* **YOUR INSTRUCTIONS**
Reproduce all lines of the listing below in which the word "larger" occurs.

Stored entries
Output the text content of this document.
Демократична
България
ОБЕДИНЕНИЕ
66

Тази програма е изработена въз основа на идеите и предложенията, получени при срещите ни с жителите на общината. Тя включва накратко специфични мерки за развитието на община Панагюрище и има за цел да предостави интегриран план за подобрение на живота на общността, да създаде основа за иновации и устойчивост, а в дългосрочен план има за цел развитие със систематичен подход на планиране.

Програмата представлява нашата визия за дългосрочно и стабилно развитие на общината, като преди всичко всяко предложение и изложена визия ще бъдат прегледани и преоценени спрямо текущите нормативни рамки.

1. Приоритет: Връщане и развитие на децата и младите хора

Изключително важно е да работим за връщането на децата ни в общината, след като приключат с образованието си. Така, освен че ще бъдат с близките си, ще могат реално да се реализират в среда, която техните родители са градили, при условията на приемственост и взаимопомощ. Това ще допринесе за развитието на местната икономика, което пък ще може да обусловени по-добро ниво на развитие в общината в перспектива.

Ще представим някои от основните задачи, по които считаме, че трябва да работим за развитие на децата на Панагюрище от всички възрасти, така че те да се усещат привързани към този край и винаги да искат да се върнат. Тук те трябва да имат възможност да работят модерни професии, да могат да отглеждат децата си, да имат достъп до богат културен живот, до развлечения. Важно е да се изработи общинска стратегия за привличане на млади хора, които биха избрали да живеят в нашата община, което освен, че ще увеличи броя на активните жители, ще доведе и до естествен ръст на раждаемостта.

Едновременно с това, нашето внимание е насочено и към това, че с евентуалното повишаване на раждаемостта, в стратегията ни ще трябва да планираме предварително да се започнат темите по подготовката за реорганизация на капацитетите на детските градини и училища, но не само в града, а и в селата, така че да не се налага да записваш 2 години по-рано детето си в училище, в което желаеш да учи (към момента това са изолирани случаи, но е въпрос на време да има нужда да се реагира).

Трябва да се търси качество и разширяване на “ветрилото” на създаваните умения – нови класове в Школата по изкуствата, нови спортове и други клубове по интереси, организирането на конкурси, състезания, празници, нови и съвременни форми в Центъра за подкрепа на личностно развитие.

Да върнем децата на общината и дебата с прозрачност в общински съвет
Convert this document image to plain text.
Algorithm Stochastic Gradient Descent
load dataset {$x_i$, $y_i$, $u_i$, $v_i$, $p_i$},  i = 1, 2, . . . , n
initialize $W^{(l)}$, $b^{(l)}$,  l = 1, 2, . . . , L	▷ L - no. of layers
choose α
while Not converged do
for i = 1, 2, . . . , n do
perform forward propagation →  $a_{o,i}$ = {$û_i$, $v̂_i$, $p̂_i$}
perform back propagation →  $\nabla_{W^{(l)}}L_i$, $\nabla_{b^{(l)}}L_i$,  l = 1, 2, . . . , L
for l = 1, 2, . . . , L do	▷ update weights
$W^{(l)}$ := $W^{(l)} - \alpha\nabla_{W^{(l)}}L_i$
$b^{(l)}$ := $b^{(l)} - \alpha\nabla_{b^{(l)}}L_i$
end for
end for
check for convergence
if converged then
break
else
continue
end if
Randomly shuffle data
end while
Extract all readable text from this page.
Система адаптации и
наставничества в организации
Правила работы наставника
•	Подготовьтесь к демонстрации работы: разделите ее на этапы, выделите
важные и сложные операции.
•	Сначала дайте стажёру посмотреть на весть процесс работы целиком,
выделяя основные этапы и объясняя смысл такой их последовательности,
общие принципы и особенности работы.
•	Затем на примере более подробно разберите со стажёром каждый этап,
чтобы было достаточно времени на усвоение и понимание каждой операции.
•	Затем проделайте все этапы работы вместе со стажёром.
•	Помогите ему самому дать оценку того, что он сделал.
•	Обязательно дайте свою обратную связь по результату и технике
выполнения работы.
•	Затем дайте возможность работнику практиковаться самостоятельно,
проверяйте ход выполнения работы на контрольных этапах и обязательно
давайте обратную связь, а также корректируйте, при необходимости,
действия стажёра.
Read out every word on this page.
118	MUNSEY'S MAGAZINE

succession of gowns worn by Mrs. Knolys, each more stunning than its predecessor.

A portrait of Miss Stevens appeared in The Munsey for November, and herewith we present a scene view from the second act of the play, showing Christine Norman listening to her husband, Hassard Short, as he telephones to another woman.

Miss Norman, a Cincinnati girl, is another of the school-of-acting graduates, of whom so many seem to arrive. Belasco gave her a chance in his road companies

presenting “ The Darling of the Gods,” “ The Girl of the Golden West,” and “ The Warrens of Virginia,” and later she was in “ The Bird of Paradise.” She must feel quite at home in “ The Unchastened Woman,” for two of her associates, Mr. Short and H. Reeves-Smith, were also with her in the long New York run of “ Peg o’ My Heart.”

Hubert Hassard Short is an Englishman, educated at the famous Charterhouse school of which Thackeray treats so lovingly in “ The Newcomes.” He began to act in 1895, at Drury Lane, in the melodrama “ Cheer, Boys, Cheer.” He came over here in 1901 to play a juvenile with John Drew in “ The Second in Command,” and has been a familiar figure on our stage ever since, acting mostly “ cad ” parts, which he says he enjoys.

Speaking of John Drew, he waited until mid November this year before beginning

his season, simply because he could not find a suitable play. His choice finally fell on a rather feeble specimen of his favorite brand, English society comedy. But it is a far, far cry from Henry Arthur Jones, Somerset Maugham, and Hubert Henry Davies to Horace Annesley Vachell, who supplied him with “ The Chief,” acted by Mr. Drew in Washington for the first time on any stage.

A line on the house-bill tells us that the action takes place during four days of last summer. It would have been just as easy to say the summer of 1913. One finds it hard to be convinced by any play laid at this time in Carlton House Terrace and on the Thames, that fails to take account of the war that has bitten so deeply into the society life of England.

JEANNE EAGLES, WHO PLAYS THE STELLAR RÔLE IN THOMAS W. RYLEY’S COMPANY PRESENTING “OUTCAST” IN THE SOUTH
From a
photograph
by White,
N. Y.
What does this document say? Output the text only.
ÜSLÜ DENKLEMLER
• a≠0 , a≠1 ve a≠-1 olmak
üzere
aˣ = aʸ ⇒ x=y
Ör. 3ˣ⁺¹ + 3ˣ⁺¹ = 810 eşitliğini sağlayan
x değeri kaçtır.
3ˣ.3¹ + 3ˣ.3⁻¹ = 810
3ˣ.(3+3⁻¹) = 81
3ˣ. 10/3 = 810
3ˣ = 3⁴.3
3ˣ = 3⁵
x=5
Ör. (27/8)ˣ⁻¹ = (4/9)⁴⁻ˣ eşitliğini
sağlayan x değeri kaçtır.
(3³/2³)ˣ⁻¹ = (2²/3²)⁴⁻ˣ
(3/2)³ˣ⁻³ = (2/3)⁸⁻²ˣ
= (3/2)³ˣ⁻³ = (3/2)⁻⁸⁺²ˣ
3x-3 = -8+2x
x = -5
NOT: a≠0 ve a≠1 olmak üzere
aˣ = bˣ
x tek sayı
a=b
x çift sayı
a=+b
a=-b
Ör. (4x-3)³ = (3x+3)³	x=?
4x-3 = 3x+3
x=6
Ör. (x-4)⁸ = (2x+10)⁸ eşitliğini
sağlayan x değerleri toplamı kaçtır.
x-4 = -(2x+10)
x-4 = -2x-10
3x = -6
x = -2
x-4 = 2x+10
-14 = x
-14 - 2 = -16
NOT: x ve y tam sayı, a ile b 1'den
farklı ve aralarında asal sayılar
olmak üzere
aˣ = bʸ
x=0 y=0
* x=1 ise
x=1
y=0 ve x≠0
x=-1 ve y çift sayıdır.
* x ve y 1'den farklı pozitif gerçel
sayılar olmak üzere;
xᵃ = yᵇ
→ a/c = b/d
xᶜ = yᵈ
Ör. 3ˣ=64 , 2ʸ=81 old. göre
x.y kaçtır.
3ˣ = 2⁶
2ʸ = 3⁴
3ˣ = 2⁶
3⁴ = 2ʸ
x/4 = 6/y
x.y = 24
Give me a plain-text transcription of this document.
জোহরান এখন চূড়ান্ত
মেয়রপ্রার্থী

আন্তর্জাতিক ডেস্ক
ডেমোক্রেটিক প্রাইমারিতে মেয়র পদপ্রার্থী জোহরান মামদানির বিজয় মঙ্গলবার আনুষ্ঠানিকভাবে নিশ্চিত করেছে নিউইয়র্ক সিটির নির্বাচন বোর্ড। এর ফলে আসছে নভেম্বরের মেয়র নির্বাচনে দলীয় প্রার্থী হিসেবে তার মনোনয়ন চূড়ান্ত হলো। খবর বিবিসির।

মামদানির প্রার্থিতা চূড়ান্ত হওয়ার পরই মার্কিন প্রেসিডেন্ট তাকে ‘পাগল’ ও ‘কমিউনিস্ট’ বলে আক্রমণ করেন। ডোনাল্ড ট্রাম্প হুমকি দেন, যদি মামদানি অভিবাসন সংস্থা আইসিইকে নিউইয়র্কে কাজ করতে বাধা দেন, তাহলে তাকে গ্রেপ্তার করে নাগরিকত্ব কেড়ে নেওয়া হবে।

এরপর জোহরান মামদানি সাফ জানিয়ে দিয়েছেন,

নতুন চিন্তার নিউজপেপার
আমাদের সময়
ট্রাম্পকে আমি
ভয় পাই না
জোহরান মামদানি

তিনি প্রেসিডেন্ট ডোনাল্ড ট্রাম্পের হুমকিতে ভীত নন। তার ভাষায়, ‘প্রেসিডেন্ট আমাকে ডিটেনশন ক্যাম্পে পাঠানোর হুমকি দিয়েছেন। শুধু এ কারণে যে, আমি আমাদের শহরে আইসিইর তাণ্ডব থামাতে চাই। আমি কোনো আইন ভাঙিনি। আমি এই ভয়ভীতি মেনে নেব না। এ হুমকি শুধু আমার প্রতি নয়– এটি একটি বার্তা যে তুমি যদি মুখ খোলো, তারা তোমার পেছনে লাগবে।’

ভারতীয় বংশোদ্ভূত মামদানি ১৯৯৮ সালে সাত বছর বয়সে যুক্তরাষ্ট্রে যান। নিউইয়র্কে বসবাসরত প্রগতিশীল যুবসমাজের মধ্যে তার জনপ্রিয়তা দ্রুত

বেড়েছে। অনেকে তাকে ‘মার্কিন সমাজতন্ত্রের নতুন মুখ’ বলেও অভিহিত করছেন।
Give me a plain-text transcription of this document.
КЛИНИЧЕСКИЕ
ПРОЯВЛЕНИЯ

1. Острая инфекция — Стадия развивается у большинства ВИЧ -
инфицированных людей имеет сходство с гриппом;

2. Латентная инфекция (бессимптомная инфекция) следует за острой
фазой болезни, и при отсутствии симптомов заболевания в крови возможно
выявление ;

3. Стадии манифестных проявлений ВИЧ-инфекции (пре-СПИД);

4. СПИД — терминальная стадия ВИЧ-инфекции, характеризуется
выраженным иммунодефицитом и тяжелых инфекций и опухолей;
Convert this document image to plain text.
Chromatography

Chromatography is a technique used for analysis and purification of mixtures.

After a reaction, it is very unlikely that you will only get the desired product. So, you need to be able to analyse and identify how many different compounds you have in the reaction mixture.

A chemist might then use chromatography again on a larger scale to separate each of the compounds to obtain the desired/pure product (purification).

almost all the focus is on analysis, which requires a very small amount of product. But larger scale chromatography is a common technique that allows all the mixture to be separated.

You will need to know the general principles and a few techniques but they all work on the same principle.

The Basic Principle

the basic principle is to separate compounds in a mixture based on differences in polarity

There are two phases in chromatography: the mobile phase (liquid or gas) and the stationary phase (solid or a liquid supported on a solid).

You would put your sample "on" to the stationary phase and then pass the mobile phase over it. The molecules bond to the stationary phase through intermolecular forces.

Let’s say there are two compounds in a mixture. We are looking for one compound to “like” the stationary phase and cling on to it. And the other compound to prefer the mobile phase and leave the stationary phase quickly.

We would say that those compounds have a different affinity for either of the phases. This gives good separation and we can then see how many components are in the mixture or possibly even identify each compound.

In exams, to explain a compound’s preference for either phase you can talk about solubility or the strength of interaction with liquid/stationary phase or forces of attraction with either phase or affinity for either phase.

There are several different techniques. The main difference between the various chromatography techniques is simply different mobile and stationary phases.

* **RESPONSE TO THE TASK**
A chemist might then use chromatography again on a larger scale to separate each of the compounds to obtain the desired/pure product (purification).
almost all the focus is on analysis, which requires a very small amount of product. But larger scale chromatography is a common technique that allows all the mixture to be separated.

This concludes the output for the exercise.